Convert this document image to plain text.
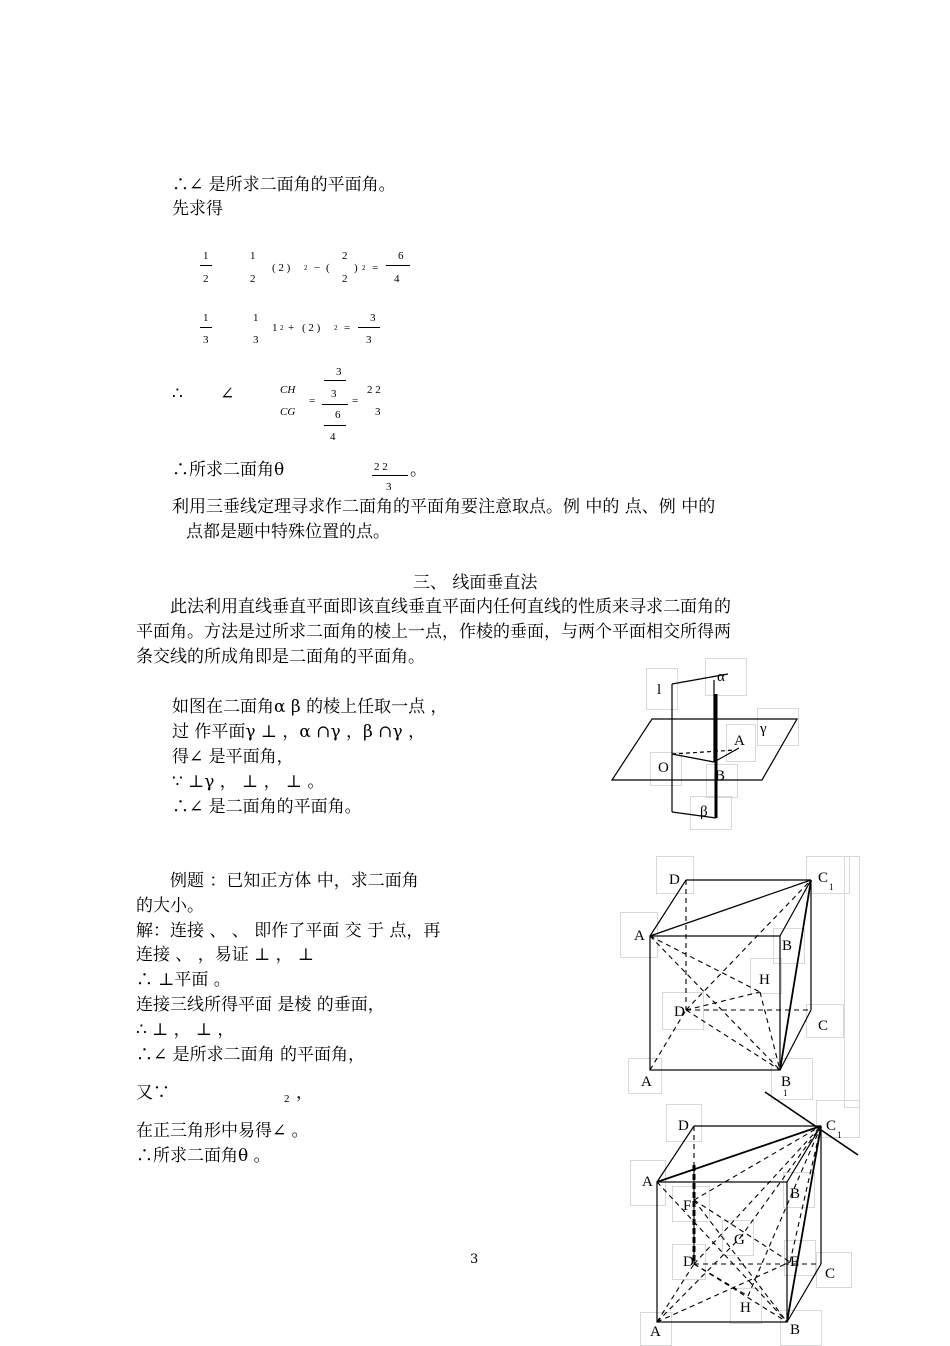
∴∠ 是所求二面角的平面角。
先求得
1
2
1
2
( 2 ) 2 − (
2
2
) 2 =
6
4
1
3
1
3
1 2 + ( 2 ) 2 =
3
3
∴ ∠	CH
CG
=
3
3
6
4
=
2 2
3
∴所求二面角θ	2 2
3
。
利用三垂线定理寻求作二面角的平面角要注意取点。例 中的 点、例 中的
点都是题中特殊位置的点。
三、 线面垂直法
此法利用直线垂直平面即该直线垂直平面内任何直线的性质来寻求二面角的
平面角。方法是过所求二面角的棱上一点，作棱的垂面，与两个平面相交所得两
条交线的所成角即是二面角的平面角。
如图在二面角α β 的棱上任取一点 ，
过 作平面γ ⊥ ，α ∩γ ，β ∩γ ，
得∠ 是平面角，
∵ ⊥γ ， ⊥ ， ⊥ 。
∴∠ 是二面角的平面角。
l
α
γ
A
O	B
β
例题 ：已知正方体 中，求二面角
的大小。
解：连接 、 、 即作了平面 交 于 点，再
连接 、 ，易证 ⊥ ， ⊥
∴ ⊥平面 。
连接三线所得平面 是棱 的垂面，
∴ ⊥ ， ⊥ ，
∴∠ 是所求二面角 的平面角，
又∵	2 ，
在正三角形中易得∠ 。
∴所求二面角θ 。
3
D	C
1
A
B
H
D
C
A	B
1
D	C
1
A
B
F
G
D	E
C
H
A	B
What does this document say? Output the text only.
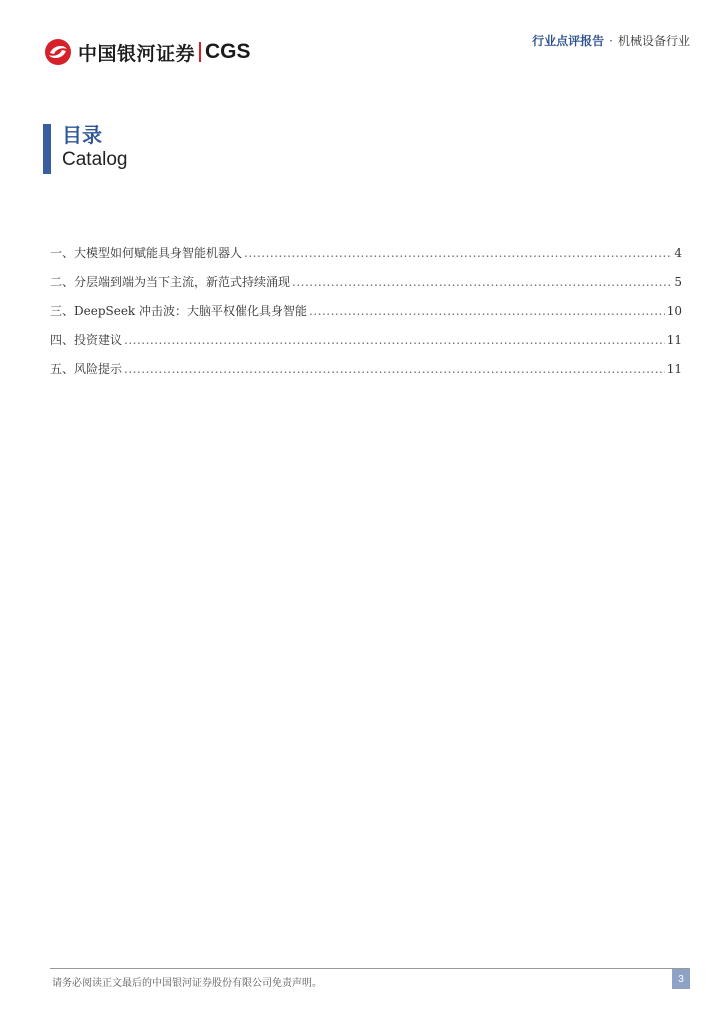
中国银河证券 CGS	行业点评报告 · 机械设备行业
目录
Catalog
一、大模型如何赋能具身智能机器人 .....	4
二、分层端到端为当下主流，新范式持续涌现 .....	5
三、DeepSeek 冲击波：大脑平权催化具身智能 .....	10
四、投资建议 .....	11
五、风险提示 .....	11
请务必阅读正文最后的中国银河证券股份有限公司免责声明。	3
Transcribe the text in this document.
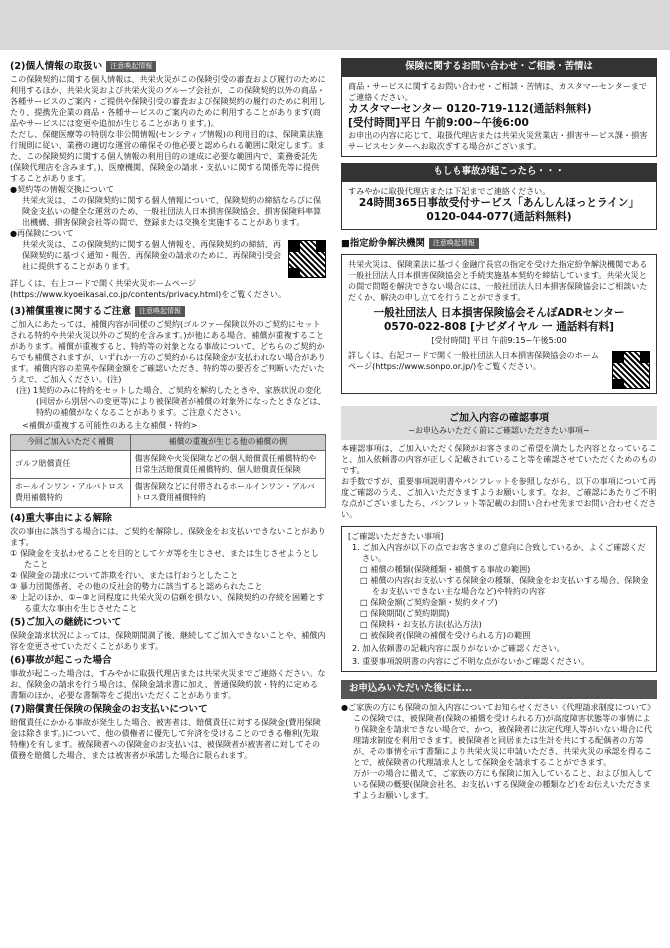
(2)個人情報の取扱い 注意喚起情報

この保険契約に関する個人情報は、共栄火災がこの保険引受の審査および履行のために利用するほか、共栄火災および共栄火災のグループ会社が、この保険契約以外の商品・各種サービスのご案内・ご提供や保険引受の審査および保険契約の履行のために利用したり、提携先企業の商品・各種サービスのご案内のために利用することがあります(商品やサービスには変更や追加が生じることがあります。)。

ただし、保健医療等の特別な非公開情報(センシティブ情報)の利用目的は、保険業法施行規則に従い、業務の適切な運営の確保その他必要と認められる範囲に限定します。また、この保険契約に関する個人情報の利用目的の達成に必要な範囲内で、業務委託先(保険代理店を含みます。)、医療機関、保険金の請求・支払いに関する関係先等に提供することがあります。

●契約等の情報交換について

共栄火災は、この保険契約に関する個人情報について、保険契約の締結ならびに保険金支払いの健全な運営のため、一般社団法人日本損害保険協会、損害保険料率算出機構、損害保険会社等の間で、登録または交換を実施することがあります。

●再保険について

共栄火災は、この保険契約に関する個人情報を、再保険契約の締結、再保険契約に基づく通知・報告、再保険金の請求のために、再保険引受会社に提供することがあります。

詳しくは、右上コードで開く共栄火災ホームページ(https://www.kyoeikasai.co.jp/contents/privacy.html)をご覧ください。

(3)補償重複に関するご注意 注意喚起情報

ご加入にあたっては、補償内容が同様のご契約(ゴルファー保険以外のご契約にセットされる特約や共栄火災以外のご契約を含みます。)が他にある場合、補償が重複することがあります。補償が重複すると、特約等の対象となる事故について、どちらのご契約からでも補償されますが、いずれか一方のご契約からは保険金が支払われない場合があります。補償内容の差異や保険金額をご確認いただき、特約等の要否をご判断いただいたうえで、ご加入ください。(注)

(注) 1契約のみに特約をセットした場合、ご契約を解約したときや、家族状況の変化(同居から別居への変更等)により被保険者が補償の対象外になったときなどは、特約の補償がなくなることがあります。ご注意ください。

<補償が重複する可能性のある主な補償・特約>

今回ご加入いただく補償	補償の重複が生じる他の補償の例
ゴルフ賠償責任	傷害保険や火災保険などの個人賠償責任補償特約や日常生活賠償責任補償特約、個人賠償責任保険
ホールインワン・アルバトロス費用補償特約	傷害保険などに付帯されるホールインワン・アルバトロス費用補償特約

(4)重大事由による解除

次の事由に該当する場合には、ご契約を解除し、保険金をお支払いできないことがあります。

① 保険金を支払わせることを目的としてケガ等を生じさせ、または生じさせようとしたこと

② 保険金の請求について詐欺を行い、または行おうとしたこと

③ 暴力団関係者、その他の反社会的勢力に該当すると認められたこと

④ 上記のほか、①~③と同程度に共栄火災の信頼を損ない、保険契約の存続を困難とする重大な事由を生じさせたこと

(5)ご加入の継続について

保険金請求状況によっては、保険期間満了後、継続してご加入できないことや、補償内容を変更させていただくことがあります。

(6)事故が起こった場合

事故が起こった場合は、すみやかに取扱代理店または共栄火災までご連絡ください。なお、保険金の請求を行う場合は、保険金請求書に加え、普通保険約款・特約に定める書類のほか、必要な書類等をご提出いただくことがあります。

(7)賠償責任保険の保険金のお支払いについて

賠償責任にかかる事故が発生した場合、被害者は、賠償責任に対する保険金(費用保険金は除きます。)について、他の債権者に優先して弁済を受けることのできる権利(先取特権)を有します。被保険者への保険金のお支払いは、被保険者が被害者に対してその債務を賠償した場合、または被害者が承諾した場合に限られます。

保険に関するお問い合わせ・ご相談・苦情は

商品・サービスに関するお問い合わせ・ご相談・苦情は、カスタマーセンターまでご連絡ください。

カスタマーセンター 0120-719-112(通話料無料)

[受付時間]平日 午前9:00~午後6:00

お申出の内容に応じて、取扱代理店または共栄火災営業店・損害サービス課・損害サービスセンターへお取次ぎする場合がございます。

もしも事故が起こったら・・・

すみやかに取扱代理店または下記までご連絡ください。

24時間365日事故受付サービス「あんしんほっとライン」

0120-044-077(通話料無料)

■指定紛争解決機関 注意喚起情報

共栄火災は、保険業法に基づく金融庁長官の指定を受けた指定紛争解決機関である一般社団法人日本損害保険協会と手続実施基本契約を締結しています。共栄火災との間で問題を解決できない場合には、一般社団法人日本損害保険協会にご相談いただくか、解決の申し立てを行うことができます。

一般社団法人 日本損害保険協会そんぽADRセンター

0570-022-808 [ナビダイヤル 一 通話料有料]

[受付時間] 平日 午前9:15~午後5:00

詳しくは、右記コードで開く一般社団法人日本損害保険協会のホームページ(https://www.sonpo.or.jp/)をご覧ください。

ご加入内容の確認事項
~お申込みいただく前にご確認いただきたい事項~

本確認事項は、ご加入いただく保険がお客さまのご希望を満たした内容となっていること、加入依頼書の内容が正しく記載されていること等を確認させていただくためのものです。

お手数ですが、重要事項説明書やパンフレットを参照しながら、以下の事項について再度ご確認のうえ、ご加入いただきますようお願いします。なお、ご確認にあたりご不明な点がございましたら、パンフレット等記載のお問い合わせ先までお問い合わせください。

[ご確認いただきたい事項]

1. ご加入内容が以下の点でお客さまのご意向に合致しているか、よくご確認ください。

□ 補償の種類(保険種類・補償する事故の範囲)

□ 補償の内容(お支払いする保険金の種類、保険金をお支払いする場合、保険金をお支払いできない主な場合など)や特約の内容

□ 保険金額(ご契約金額・契約タイプ)

□ 保険期間(ご契約期間)

□ 保険料・お支払方法(払込方法)

□ 被保険者(保険の補償を受けられる方)の範囲

2. 加入依頼書の記載内容に誤りがないかご確認ください。

3. 重要事項説明書の内容にご不明な点がないかご確認ください。

お申込みいただいた後には...

●ご家族の方にも保険の加入内容についてお知らせください《代理請求制度について》

この保険では、被保険者(保険の補償を受けられる方)が高度障害状態等の事情により保険金を請求できない場合で、かつ、被保険者に法定代理人等がいない場合に代理請求制度を利用できます。被保険者と同居または生計を共にする配偶者の方等が、その事情を示す書類により共栄火災に申請いただき、共栄火災の承認を得ることで、被保険者の代理請求人として保険金を請求することができます。

万が一の場合に備えて、ご家族の方にも保険に加入していること、および加入している保険の概要(保険会社名、お支払いする保険金の種類など)をお伝えいただきますようお願いします。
·····
__Set problem__: Lines containing the string "this" should be counted; reply with their number and nothing more.

__Correct answer__: 3